WHAT YOU HAVE TO DO
Scan the records for the string "Kategorijní"; copy each line where it occurs.

# start of ENTRIES SHOWN

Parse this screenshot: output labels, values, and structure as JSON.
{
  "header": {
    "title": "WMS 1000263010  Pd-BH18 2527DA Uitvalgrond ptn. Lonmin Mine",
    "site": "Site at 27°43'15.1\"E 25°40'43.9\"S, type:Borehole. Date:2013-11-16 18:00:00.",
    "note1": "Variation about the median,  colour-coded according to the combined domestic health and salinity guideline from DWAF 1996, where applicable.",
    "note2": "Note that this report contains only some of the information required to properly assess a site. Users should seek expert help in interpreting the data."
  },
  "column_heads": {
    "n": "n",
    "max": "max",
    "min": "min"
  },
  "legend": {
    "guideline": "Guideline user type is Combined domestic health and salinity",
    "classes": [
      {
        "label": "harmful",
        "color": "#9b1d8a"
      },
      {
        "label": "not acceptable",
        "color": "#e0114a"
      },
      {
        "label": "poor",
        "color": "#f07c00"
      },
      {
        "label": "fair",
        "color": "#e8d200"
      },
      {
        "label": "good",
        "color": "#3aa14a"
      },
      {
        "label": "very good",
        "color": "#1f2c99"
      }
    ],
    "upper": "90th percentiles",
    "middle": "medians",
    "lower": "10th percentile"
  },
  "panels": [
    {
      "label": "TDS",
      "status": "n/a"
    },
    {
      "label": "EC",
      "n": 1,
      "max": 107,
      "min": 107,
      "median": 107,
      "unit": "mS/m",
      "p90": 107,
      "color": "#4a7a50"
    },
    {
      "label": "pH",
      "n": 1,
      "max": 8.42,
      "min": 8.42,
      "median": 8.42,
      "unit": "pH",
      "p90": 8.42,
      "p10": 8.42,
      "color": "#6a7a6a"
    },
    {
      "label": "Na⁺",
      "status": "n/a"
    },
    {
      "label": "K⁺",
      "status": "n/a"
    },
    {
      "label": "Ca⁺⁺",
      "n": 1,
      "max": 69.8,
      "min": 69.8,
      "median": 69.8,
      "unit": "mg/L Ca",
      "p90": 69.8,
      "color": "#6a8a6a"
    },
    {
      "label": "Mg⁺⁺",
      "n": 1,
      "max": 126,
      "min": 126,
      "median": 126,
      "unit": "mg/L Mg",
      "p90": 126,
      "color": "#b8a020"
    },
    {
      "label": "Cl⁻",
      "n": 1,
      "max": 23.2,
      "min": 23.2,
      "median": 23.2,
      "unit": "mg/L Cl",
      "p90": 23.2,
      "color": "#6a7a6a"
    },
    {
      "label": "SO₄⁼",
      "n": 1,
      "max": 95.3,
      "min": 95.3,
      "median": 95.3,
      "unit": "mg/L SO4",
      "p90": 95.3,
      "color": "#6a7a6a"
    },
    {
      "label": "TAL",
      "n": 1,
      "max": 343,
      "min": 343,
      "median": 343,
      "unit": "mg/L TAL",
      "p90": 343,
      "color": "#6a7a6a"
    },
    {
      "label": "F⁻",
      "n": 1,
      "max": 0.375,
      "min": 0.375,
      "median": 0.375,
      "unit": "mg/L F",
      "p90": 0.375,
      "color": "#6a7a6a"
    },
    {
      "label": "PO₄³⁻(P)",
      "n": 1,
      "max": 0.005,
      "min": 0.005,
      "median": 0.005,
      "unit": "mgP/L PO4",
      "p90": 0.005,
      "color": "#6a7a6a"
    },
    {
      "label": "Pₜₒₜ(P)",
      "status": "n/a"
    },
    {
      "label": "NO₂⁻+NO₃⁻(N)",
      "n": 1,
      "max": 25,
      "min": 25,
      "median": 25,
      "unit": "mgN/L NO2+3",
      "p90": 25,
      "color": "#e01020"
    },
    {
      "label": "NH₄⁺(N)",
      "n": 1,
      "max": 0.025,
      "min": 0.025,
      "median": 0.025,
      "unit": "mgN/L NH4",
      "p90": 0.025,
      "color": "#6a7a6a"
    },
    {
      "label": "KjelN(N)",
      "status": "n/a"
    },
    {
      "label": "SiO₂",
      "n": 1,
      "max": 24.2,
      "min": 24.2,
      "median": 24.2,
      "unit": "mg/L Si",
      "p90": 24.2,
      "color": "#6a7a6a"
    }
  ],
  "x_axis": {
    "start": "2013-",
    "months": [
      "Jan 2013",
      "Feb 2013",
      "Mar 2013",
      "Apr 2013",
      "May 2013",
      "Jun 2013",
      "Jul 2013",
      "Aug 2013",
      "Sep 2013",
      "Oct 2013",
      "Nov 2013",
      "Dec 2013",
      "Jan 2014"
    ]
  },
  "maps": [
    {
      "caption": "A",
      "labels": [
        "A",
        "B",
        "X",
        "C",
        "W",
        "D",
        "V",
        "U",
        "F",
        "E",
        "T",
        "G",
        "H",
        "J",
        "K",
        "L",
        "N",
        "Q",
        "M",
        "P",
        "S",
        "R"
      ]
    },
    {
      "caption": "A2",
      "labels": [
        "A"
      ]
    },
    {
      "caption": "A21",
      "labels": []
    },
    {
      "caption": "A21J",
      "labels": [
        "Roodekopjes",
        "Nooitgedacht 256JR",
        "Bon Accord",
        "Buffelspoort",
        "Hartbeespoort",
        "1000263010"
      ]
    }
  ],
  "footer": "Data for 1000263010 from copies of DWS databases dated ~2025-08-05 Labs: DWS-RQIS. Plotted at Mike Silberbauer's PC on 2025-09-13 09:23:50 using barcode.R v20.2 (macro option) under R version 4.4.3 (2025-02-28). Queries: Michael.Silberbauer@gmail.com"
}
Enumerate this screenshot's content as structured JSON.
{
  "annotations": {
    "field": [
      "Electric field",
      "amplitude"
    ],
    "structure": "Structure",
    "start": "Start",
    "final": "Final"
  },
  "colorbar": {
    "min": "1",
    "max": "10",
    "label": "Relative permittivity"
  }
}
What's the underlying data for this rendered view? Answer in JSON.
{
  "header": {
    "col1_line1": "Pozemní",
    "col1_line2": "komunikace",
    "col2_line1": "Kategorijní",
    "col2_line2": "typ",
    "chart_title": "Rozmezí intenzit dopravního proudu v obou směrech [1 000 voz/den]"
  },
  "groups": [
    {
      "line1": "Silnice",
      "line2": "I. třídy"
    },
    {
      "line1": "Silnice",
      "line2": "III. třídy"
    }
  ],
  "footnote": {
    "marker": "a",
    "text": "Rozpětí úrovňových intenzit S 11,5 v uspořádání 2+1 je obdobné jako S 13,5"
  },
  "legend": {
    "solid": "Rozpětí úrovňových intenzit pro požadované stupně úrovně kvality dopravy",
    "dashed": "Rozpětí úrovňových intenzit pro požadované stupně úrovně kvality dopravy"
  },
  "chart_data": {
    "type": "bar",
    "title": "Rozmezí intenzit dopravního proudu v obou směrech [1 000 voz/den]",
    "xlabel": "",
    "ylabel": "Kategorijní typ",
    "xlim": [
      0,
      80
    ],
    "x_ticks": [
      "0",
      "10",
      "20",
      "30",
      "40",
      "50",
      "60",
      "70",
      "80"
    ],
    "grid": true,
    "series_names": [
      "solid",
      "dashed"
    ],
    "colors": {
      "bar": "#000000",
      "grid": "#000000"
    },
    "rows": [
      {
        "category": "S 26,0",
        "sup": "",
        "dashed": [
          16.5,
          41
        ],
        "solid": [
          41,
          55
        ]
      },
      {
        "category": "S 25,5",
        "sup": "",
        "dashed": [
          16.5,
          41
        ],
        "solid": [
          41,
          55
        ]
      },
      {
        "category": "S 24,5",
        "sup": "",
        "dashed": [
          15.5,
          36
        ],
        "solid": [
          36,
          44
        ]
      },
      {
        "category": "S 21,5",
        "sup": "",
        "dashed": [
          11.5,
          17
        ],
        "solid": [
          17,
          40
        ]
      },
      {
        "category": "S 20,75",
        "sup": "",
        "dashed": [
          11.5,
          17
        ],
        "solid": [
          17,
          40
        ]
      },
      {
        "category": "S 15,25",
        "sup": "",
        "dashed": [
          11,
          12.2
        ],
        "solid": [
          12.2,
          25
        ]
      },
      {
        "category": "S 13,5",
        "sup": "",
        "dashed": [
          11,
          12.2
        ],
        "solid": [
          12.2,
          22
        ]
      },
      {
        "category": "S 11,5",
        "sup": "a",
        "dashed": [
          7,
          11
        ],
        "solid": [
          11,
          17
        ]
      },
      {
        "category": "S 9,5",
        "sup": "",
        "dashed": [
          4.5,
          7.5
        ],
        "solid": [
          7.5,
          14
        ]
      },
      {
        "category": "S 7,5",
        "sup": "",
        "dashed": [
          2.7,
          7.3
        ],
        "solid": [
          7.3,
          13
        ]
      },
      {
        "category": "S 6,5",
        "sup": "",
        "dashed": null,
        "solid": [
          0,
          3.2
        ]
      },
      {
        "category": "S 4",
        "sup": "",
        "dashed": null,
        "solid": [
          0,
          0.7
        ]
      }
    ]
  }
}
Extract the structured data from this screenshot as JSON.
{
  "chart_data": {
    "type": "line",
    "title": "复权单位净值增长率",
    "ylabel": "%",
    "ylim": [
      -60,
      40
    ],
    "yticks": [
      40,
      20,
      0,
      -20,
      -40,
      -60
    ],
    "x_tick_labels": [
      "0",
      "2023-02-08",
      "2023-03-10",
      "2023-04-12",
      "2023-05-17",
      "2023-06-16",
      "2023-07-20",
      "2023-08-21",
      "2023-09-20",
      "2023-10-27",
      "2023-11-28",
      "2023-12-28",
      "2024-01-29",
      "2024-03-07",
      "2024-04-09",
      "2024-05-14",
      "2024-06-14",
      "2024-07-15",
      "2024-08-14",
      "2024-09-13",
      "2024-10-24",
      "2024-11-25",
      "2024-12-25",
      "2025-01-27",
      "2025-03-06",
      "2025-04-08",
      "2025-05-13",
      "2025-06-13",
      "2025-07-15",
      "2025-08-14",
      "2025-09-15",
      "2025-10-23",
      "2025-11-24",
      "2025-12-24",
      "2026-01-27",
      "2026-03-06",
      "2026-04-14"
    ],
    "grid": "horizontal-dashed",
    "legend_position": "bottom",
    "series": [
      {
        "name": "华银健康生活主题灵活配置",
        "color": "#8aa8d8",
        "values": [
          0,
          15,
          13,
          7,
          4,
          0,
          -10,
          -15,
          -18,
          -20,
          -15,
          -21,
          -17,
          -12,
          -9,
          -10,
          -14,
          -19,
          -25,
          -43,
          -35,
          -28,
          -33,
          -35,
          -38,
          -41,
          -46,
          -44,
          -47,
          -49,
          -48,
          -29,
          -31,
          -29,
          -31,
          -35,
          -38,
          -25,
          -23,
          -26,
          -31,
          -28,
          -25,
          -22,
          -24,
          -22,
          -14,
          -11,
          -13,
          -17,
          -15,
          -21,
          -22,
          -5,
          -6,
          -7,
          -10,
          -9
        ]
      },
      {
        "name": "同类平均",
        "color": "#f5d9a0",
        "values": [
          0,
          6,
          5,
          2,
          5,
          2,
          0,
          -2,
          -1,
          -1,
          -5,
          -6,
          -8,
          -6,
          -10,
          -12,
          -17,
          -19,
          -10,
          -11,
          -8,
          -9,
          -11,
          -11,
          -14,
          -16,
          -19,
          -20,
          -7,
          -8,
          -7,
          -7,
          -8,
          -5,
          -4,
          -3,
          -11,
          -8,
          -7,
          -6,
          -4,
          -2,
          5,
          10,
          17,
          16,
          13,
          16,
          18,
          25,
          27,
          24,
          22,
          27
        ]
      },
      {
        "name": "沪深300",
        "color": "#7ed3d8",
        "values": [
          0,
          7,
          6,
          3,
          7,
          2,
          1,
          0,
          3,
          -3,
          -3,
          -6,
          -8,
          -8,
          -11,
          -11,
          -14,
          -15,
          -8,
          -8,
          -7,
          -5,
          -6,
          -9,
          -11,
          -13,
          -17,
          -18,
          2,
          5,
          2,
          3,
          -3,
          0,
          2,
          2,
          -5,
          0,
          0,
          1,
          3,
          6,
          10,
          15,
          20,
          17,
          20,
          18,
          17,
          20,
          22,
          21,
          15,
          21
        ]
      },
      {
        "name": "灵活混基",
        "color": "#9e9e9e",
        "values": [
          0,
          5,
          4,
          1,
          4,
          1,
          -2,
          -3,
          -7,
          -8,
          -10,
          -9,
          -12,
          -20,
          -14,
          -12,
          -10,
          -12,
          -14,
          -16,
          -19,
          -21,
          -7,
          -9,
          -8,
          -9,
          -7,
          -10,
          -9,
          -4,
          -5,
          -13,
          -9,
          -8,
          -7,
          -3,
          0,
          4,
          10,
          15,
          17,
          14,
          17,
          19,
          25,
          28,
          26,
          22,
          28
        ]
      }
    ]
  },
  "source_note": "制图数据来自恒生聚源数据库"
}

# end of ENTRIES SHOWN

ANSWER TO THIS TASK
    "col2_line1": "Kategorijní",
    "ylabel": "Kategorijní typ",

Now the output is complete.